§ Tâches à réaliser:
1. Quelle matière la personne qui écrit le texte sur le travail confiné essaie-t-elle d'enseigner à distance ?
2. Poursuivez le texte sur le travail confiné à partir de sa dernière phrase.

§ Texte fourni:
* * *

Travailler confinée…
Depuis maintenant trois semaines, nous expérimentons le travail à distance. Pour moi il s’agit d’essayer d’enseigner la philosophie tout en vivant avec ma tribu, tous les quatre.
Évidemment, le temps de travail s’allonge : il faut préparer des cours compréhensibles sans être en relation directe avec les élèves, inventer des exercices qui leur permettront d’assimiler le raisonnement et de s’approprier les arguments, corriger rapidement ces exercices, en redonner. Il faut repérer les élèves qui n’ont pas accès à la plate-forme de l’Espace Numérique de Travail (ENT), qui n’ont pas d’ordinateur ou de connexion internet, ou qui n’ont tout simplement pas la motivation nécessaire pour continuer à travailler dans ces conditions.

* * *

§ Données sources:

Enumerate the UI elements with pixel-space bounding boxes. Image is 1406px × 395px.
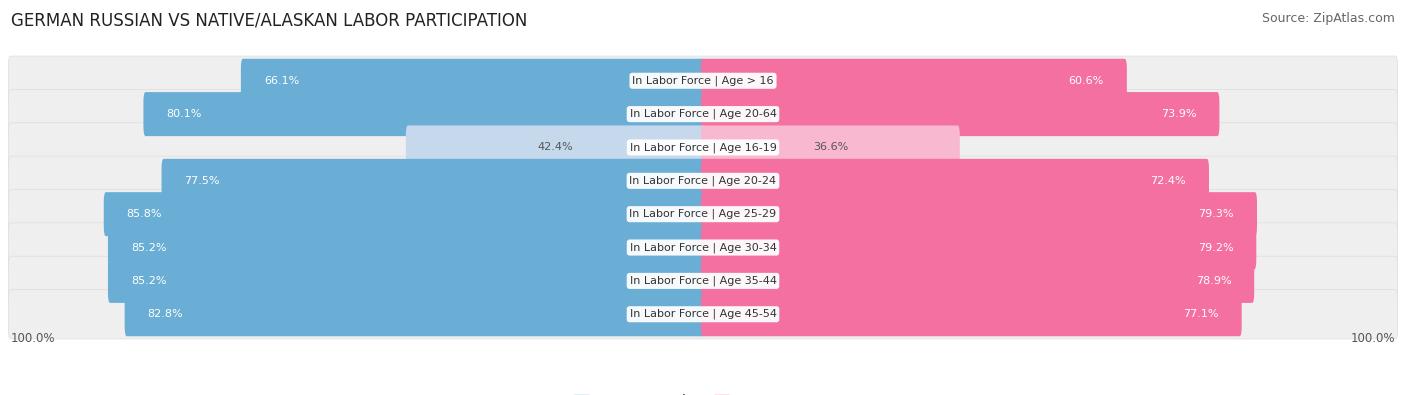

* * *

§ Résultats de l'exercice:
1. La philosophie.

2.
Les inscriptions sur Parcoursup sont désormais terminées, ouf. Il a fallu appeler la quinzaine d’élèves qui n’avaient pas confirmé leurs vœux la veille de la fermeture du serveur, relire et modifier leurs lettres de motivation pour les formations qui en demandent, discuter des dernières hésitations de certain.e.s, rassurer, encourager etc. Mais tout ça derrière un écran d’ordinateur ou au téléphone ! Cette distance modifie tellement nos relations ; je m’aperçois justement combien notre travail d’enseignant est un métier de relation.
J’ai décidé de ne pas faire de classe virtuelle ; d’abord parce qu’avec deux enfants en bas âge, dont un bébé qui découvre la bipédie et les prises électriques, c’était compliqué d’imaginer trouver des plages de deux heures sans être interrompue… Ensuite parce que ce procédé me semble poser au moins autant de problèmes qu’il en résout : tous les élèves n’ont pas la possibilité de suivre le cours en visio- : il faut un accès assez long à l’ordinateur et un espace de tranquillité. Tou.te.s mes élèves n’ont pas cette chance.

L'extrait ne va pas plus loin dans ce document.